Aim of the task:
Wherever the word "dnech" appears in a line, extract that line.

Items from a data source:
===
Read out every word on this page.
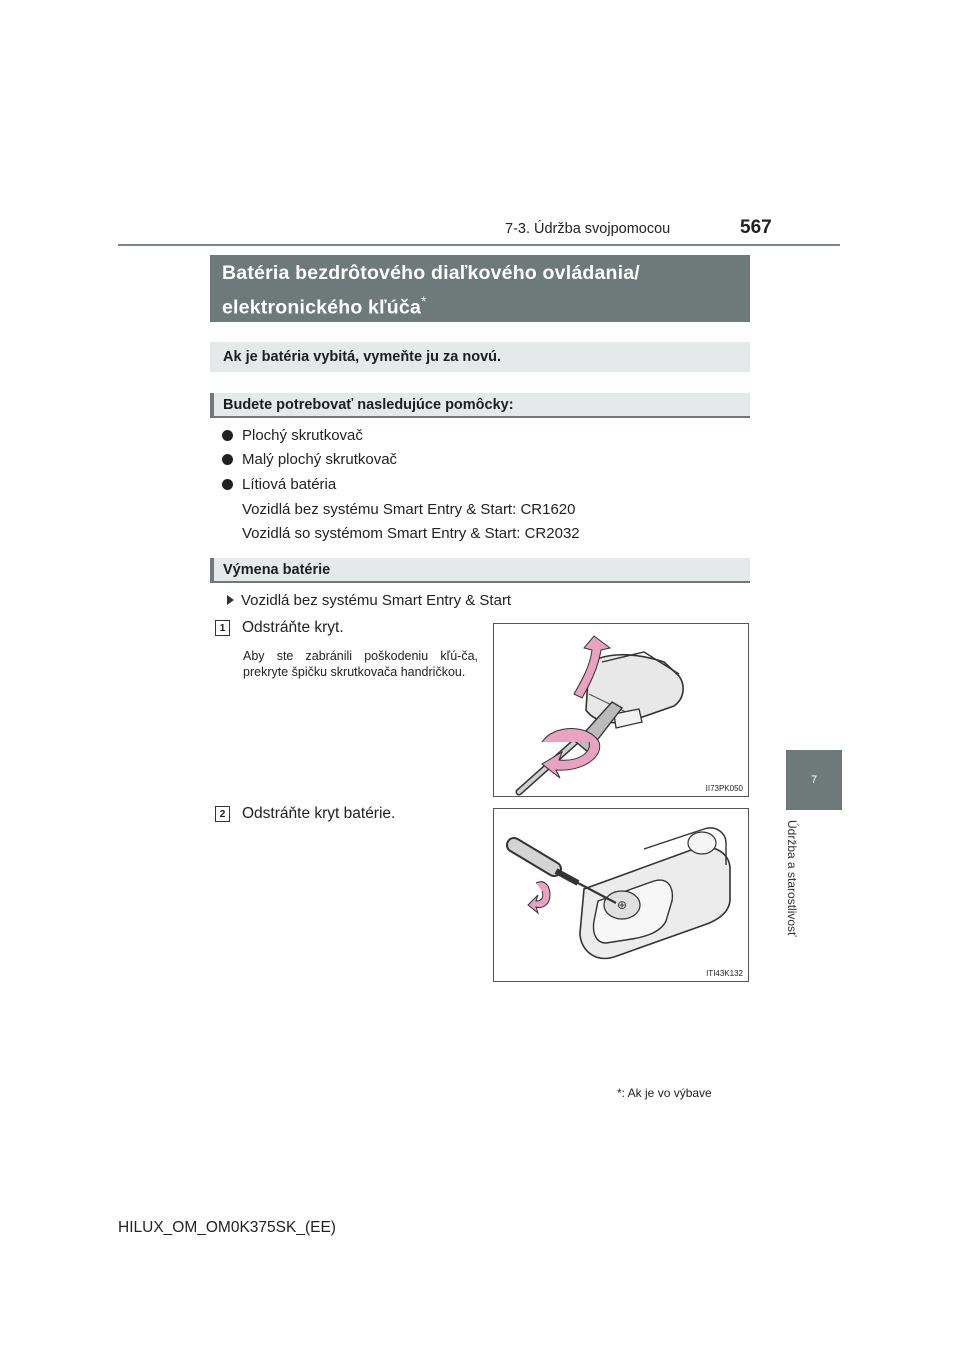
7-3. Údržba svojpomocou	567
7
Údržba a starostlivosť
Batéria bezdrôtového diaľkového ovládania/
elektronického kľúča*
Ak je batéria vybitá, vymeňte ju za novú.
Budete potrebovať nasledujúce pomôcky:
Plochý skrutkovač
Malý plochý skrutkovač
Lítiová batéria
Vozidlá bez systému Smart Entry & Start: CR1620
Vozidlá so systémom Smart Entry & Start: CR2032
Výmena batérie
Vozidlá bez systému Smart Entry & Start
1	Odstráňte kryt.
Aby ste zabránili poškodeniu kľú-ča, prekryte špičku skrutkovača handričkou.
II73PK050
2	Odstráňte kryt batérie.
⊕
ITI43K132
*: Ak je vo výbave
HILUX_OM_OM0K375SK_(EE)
===
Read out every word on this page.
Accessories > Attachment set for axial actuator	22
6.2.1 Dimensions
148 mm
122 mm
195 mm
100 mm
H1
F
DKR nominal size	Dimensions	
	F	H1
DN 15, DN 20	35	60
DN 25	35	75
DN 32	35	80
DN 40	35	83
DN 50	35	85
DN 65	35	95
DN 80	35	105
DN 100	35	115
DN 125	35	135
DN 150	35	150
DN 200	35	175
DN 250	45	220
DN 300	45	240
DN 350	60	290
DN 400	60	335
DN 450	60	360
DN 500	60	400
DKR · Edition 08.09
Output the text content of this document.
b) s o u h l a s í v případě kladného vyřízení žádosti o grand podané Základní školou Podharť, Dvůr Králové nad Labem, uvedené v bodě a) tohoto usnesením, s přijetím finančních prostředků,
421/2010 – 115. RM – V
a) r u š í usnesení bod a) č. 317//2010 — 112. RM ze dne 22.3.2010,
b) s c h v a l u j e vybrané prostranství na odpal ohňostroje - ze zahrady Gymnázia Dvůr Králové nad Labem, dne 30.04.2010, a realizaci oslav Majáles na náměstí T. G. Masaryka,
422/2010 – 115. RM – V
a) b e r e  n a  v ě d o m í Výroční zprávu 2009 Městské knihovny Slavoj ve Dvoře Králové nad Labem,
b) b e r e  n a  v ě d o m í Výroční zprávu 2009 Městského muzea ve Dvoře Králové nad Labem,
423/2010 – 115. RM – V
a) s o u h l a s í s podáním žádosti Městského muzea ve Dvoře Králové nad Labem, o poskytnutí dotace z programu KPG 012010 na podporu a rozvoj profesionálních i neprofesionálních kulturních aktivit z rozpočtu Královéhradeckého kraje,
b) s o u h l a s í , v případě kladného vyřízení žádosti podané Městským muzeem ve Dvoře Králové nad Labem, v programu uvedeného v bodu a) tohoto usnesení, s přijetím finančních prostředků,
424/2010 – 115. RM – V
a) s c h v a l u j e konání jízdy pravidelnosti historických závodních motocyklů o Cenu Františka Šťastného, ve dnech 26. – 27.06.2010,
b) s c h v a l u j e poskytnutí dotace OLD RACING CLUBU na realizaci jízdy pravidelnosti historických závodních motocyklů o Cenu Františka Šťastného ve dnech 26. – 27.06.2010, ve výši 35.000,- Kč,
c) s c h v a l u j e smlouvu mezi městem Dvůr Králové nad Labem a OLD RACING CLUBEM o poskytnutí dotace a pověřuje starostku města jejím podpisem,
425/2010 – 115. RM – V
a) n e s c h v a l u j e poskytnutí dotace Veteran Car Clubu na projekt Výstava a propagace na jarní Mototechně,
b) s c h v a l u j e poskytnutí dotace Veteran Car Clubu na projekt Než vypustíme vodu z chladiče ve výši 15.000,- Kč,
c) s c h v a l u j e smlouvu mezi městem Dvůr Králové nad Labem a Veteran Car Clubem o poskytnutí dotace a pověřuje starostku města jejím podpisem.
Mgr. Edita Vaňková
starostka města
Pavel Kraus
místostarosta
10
===
The solution:
a) s c h v a l u j e konání jízdy pravidelnosti historických závodních motocyklů o Cenu Františka Šťastného, ve dnech 26. – 27.06.2010,
b) s c h v a l u j e poskytnutí dotace OLD RACING CLUBU na realizaci jízdy pravidelnosti historických závodních motocyklů o Cenu Františka Šťastného ve dnech 26. – 27.06.2010, ve výši 35.000,- Kč,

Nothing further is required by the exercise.